• Stated goal:
For each line in the data below that holds "highlight", return a copy.
** Start of Record set **
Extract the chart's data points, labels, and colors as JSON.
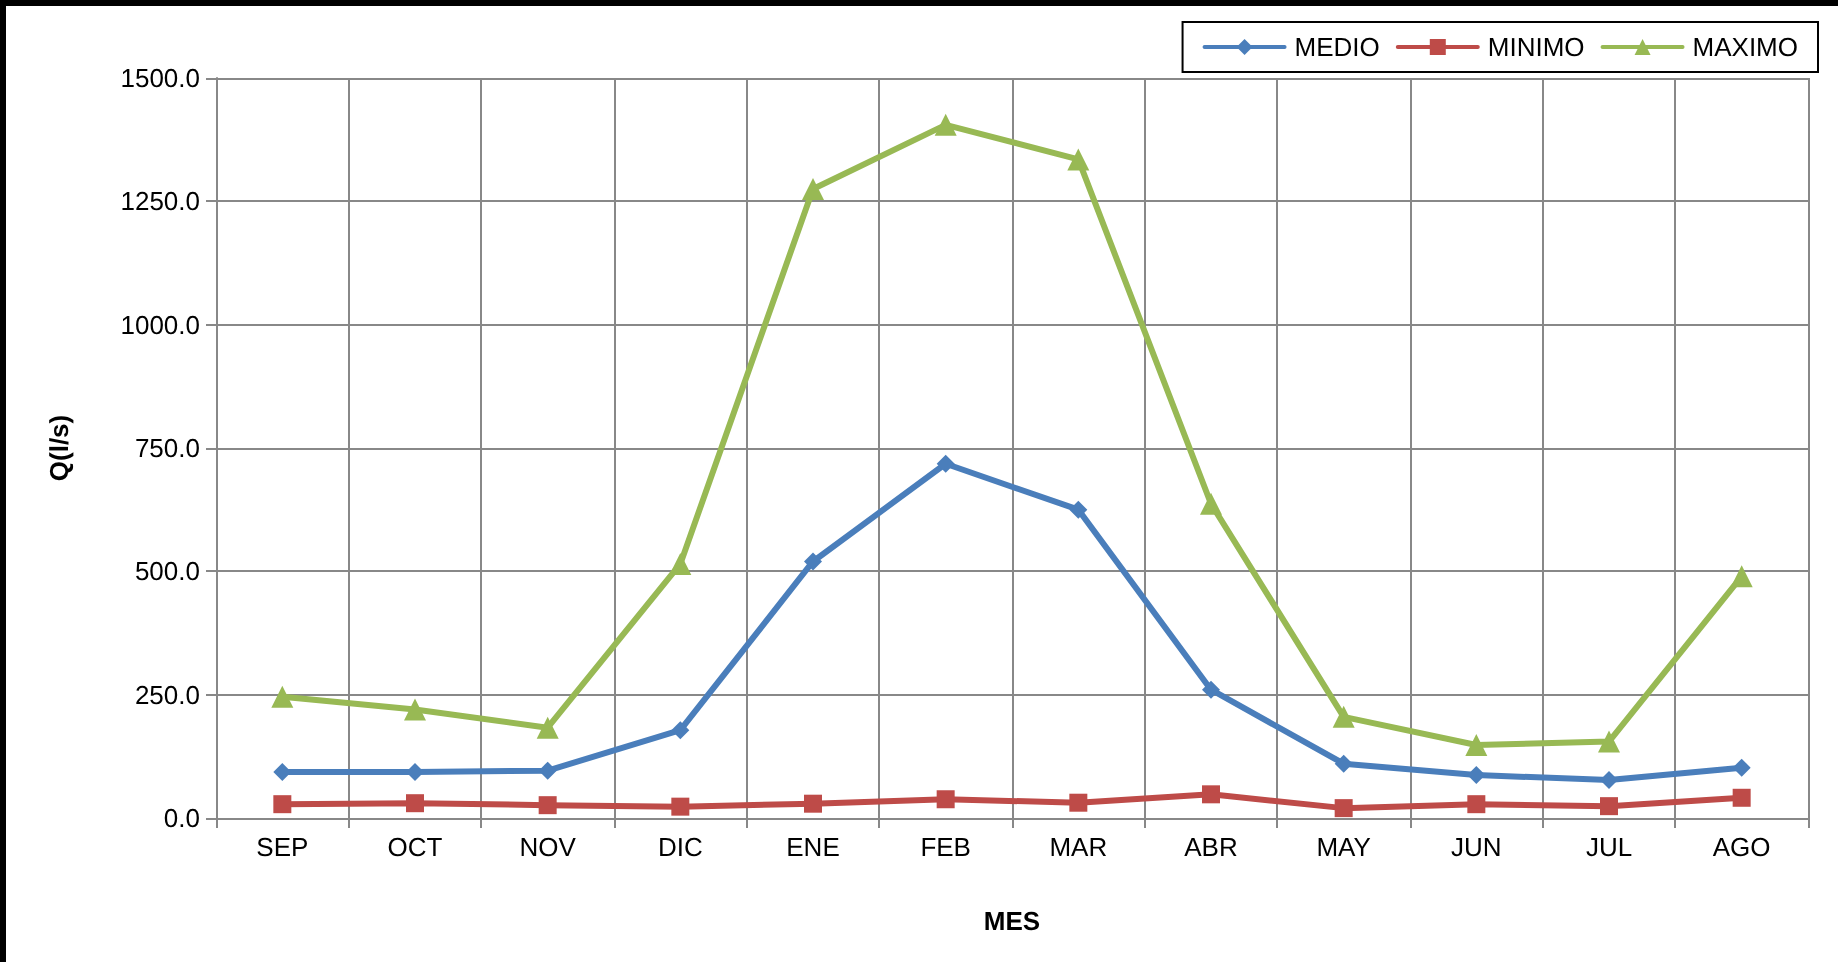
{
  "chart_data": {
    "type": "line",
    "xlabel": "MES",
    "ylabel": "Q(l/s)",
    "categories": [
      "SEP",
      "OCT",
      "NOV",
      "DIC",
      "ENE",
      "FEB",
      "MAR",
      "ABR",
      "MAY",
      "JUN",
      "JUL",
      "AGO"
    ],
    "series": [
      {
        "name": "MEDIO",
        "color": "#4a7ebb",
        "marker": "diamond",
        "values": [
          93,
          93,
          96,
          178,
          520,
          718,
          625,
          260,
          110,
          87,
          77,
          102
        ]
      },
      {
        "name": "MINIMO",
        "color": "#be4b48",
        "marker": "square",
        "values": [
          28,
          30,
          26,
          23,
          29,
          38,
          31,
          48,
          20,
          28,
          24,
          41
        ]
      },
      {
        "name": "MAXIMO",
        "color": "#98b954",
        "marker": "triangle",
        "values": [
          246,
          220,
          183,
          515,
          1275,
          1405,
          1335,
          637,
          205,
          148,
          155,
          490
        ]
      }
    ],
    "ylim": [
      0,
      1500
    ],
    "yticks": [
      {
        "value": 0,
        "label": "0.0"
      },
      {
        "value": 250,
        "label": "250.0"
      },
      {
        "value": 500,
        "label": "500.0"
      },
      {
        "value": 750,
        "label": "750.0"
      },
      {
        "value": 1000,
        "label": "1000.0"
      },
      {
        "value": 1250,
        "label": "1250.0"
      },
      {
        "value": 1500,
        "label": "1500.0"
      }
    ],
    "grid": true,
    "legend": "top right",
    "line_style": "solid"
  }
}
** End of Record set **
** Start of Record set **
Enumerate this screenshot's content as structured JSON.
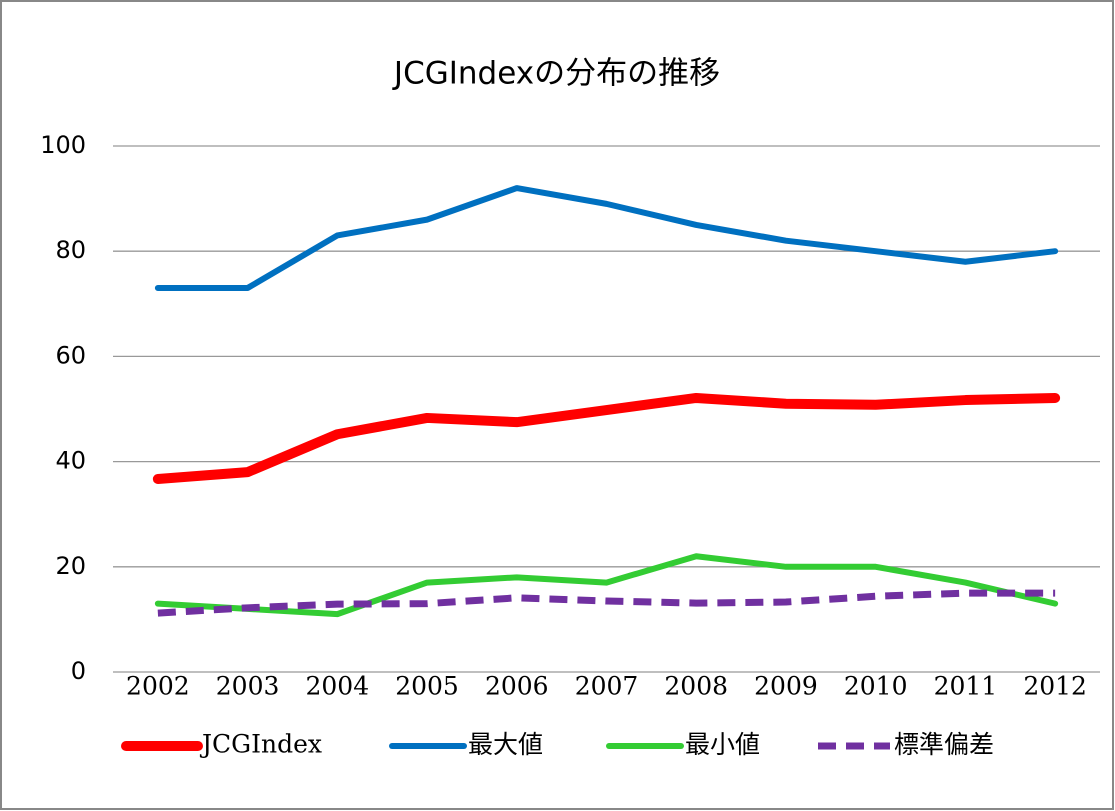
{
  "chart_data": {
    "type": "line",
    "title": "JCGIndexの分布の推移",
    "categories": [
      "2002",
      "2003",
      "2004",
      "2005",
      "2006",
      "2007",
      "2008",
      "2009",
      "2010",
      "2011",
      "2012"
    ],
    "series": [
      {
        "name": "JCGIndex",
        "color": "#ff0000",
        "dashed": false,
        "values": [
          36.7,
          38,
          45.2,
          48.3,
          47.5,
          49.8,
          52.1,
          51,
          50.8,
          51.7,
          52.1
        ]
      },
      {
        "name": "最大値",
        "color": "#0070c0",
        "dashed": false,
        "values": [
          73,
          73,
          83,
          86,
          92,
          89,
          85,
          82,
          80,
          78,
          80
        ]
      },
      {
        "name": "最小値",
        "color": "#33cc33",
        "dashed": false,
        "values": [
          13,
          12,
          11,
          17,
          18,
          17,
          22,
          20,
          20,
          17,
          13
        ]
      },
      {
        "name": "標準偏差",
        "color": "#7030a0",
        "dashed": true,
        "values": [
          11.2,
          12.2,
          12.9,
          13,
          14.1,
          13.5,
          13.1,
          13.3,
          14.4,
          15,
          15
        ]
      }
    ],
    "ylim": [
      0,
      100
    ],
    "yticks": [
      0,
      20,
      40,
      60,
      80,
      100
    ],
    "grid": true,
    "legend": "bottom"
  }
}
** End of Record set **
** Start of Record set **
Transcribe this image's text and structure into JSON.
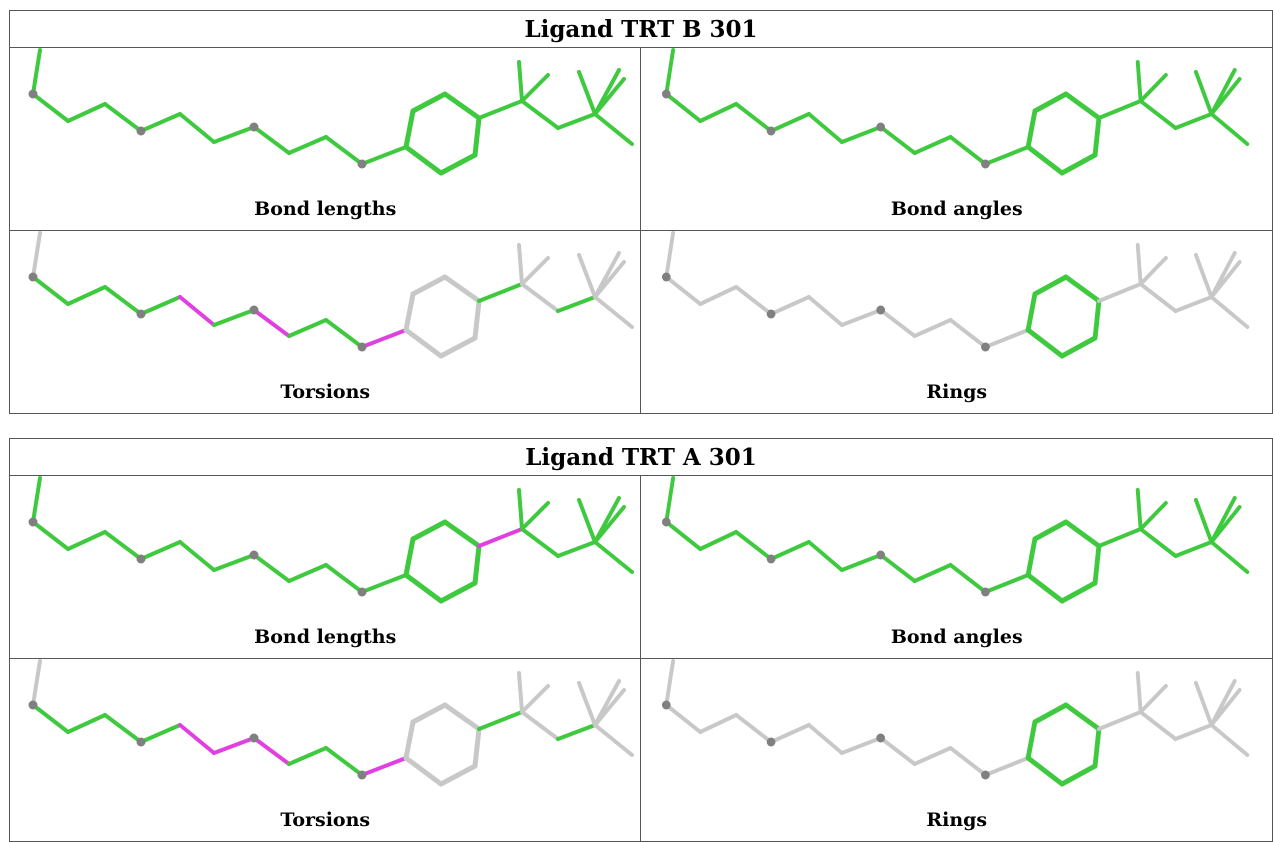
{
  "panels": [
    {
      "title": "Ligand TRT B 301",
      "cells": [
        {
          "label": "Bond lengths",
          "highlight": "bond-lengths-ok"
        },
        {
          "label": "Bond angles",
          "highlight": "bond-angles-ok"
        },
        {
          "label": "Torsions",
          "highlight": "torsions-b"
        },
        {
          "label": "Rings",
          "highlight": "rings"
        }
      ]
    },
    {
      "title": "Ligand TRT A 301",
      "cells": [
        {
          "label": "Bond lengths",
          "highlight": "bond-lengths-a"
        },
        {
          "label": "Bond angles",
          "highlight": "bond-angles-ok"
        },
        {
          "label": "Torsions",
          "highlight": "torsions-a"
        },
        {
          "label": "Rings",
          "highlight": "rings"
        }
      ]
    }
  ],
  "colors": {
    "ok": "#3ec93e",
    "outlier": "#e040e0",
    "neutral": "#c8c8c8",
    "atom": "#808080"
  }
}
** End of Record set **
• Task output:
          "highlight": "bond-lengths-ok"
          "highlight": "bond-angles-ok"
          "highlight": "torsions-b"
          "highlight": "rings"
          "highlight": "bond-lengths-a"
          "highlight": "bond-angles-ok"
          "highlight": "torsions-a"
          "highlight": "rings"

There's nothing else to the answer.